What you should do: What follows is a set of entries. Repeat them exactly, but not their pictures.

Supplied records:
--------------------------------------------------

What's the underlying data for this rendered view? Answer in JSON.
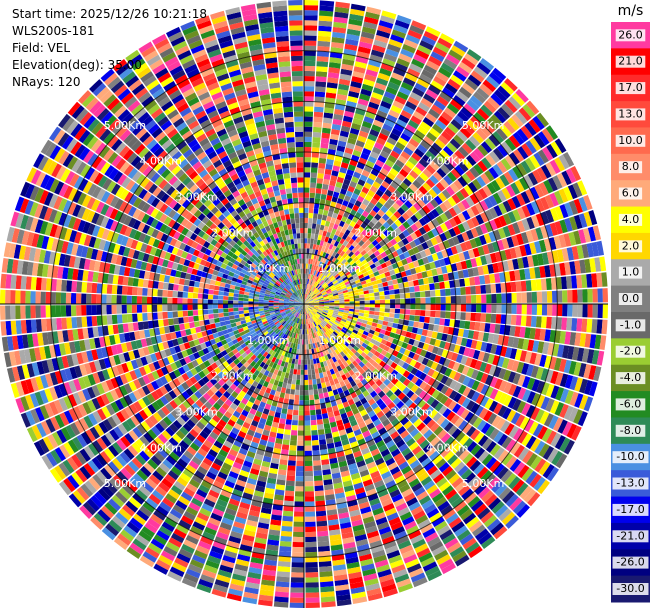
{
  "header": {
    "start_time": "Start time: 2025/12/26 10:21:18",
    "instrument": "WLS200s-181",
    "field": "Field: VEL",
    "elevation": "Elevation(deg): 35.00",
    "nrays": "NRays: 120"
  },
  "chart_data": {
    "type": "heatmap",
    "projection": "polar PPI",
    "field": "VEL",
    "n_rays": 120,
    "elevation_deg": 35.0,
    "range_rings": [
      "1.00Km",
      "2.00Km",
      "3.00Km",
      "4.00Km",
      "5.00Km"
    ],
    "range_rings_km": [
      1,
      2,
      3,
      4,
      5
    ],
    "max_range_km": 6.0,
    "colorbar": {
      "unit": "m/s",
      "tick_labels": [
        "26.0",
        "21.0",
        "17.0",
        "13.0",
        "10.0",
        "8.0",
        "6.0",
        "4.0",
        "2.0",
        "1.0",
        "0.0",
        "-1.0",
        "-2.0",
        "-4.0",
        "-6.0",
        "-8.0",
        "-10.0",
        "-13.0",
        "-17.0",
        "-21.0",
        "-26.0",
        "-30.0"
      ],
      "colors": [
        "#ff3aa0",
        "#ff0000",
        "#ff2a2a",
        "#ff4a3c",
        "#ff6a4e",
        "#ff8c6a",
        "#ffaa7a",
        "#ffff00",
        "#ffd700",
        "#aaaaaa",
        "#808080",
        "#696969",
        "#9acd32",
        "#6b8e23",
        "#228b22",
        "#2e8b57",
        "#4a90e2",
        "#3a5bd9",
        "#0000ee",
        "#0000aa",
        "#000080",
        "#191970"
      ]
    }
  }
}
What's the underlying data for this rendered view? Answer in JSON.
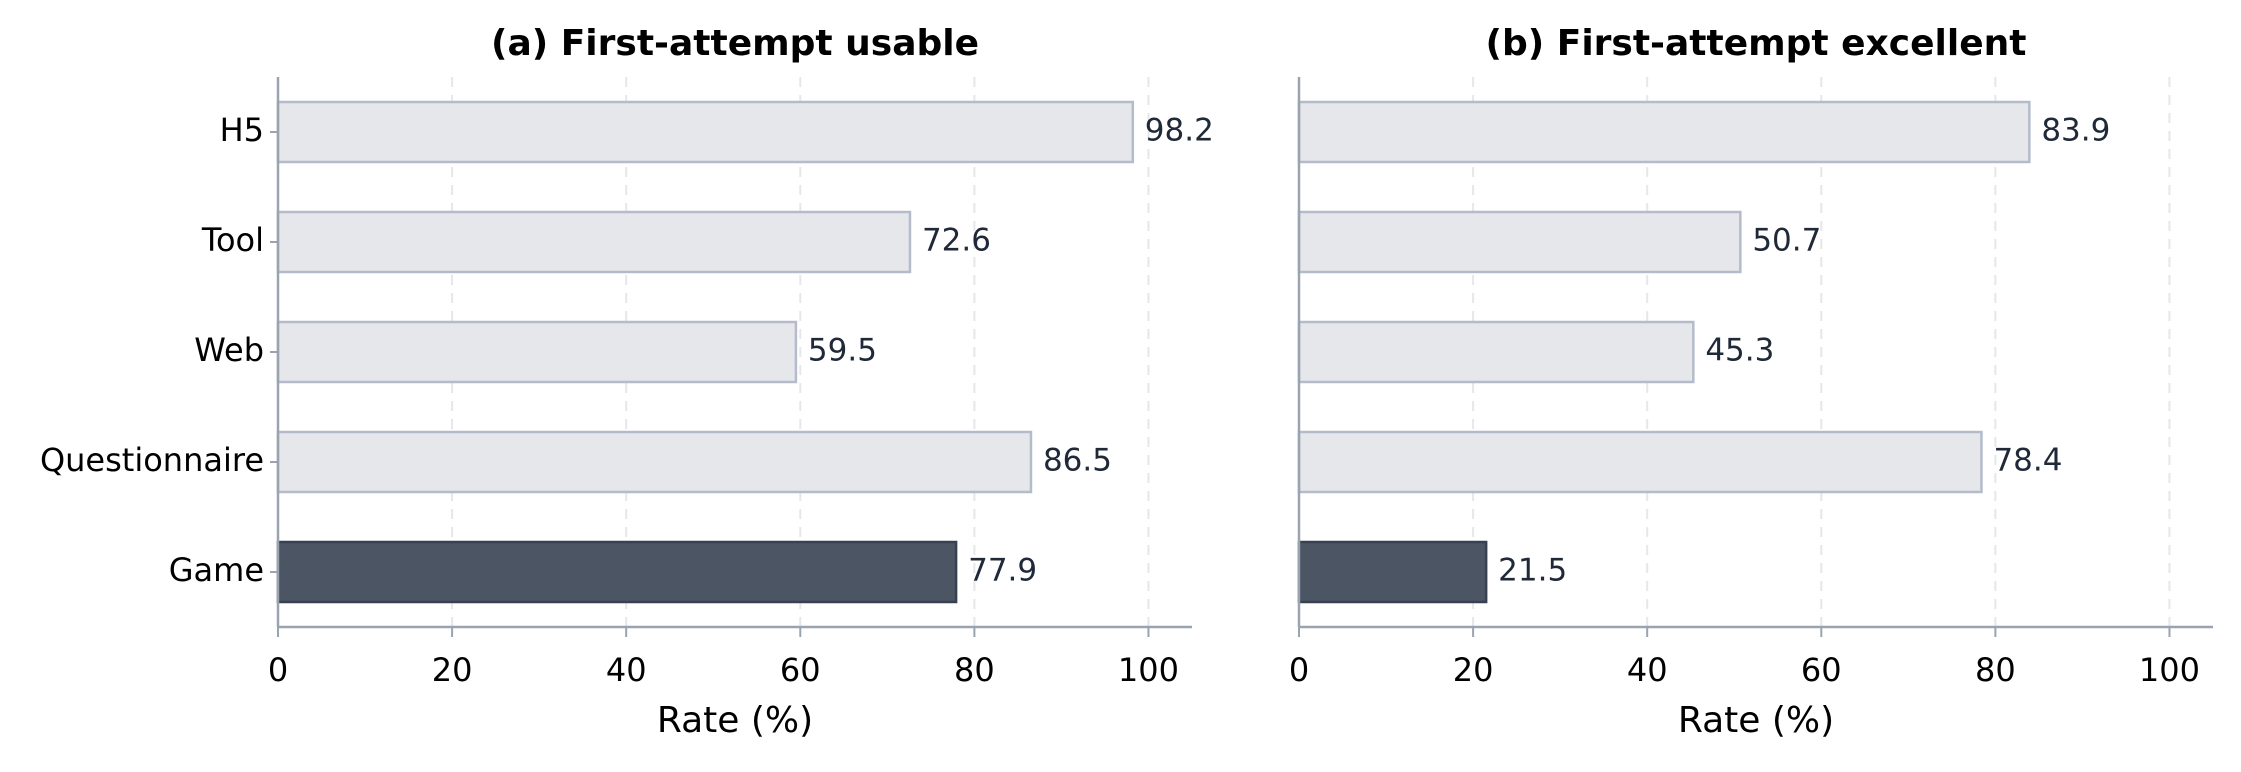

--------------------------------------------------

Correct response:
What's the underlying data for this rendered view? Answer in JSON.
{
  "header": {
    "start_time": "Start time: 2025/12/26 10:21:18",
    "instrument": "WLS200s-181",
    "field": "Field: VEL",
    "elevation": "Elevation(deg): 35.00",
    "nrays": "NRays: 120"
  },
  "chart_data": {
    "type": "heatmap",
    "projection": "polar PPI",
    "field": "VEL",
    "n_rays": 120,
    "elevation_deg": 35.0,
    "range_rings": [
      "1.00Km",
      "2.00Km",
      "3.00Km",
      "4.00Km",
      "5.00Km"
    ],
    "range_rings_km": [
      1,
      2,
      3,
      4,
      5
    ],
    "max_range_km": 6.0,
    "colorbar": {
      "unit": "m/s",
      "tick_labels": [
        "26.0",
        "21.0",
        "17.0",
        "13.0",
        "10.0",
        "8.0",
        "6.0",
        "4.0",
        "2.0",
        "1.0",
        "0.0",
        "-1.0",
        "-2.0",
        "-4.0",
        "-6.0",
        "-8.0",
        "-10.0",
        "-13.0",
        "-17.0",
        "-21.0",
        "-26.0",
        "-30.0"
      ],
      "colors": [
        "#ff3aa0",
        "#ff0000",
        "#ff2a2a",
        "#ff4a3c",
        "#ff6a4e",
        "#ff8c6a",
        "#ffaa7a",
        "#ffff00",
        "#ffd700",
        "#aaaaaa",
        "#808080",
        "#696969",
        "#9acd32",
        "#6b8e23",
        "#228b22",
        "#2e8b57",
        "#4a90e2",
        "#3a5bd9",
        "#0000ee",
        "#0000aa",
        "#000080",
        "#191970"
      ]
    }
  }
}
What's the underlying data for this rendered view? Answer in JSON.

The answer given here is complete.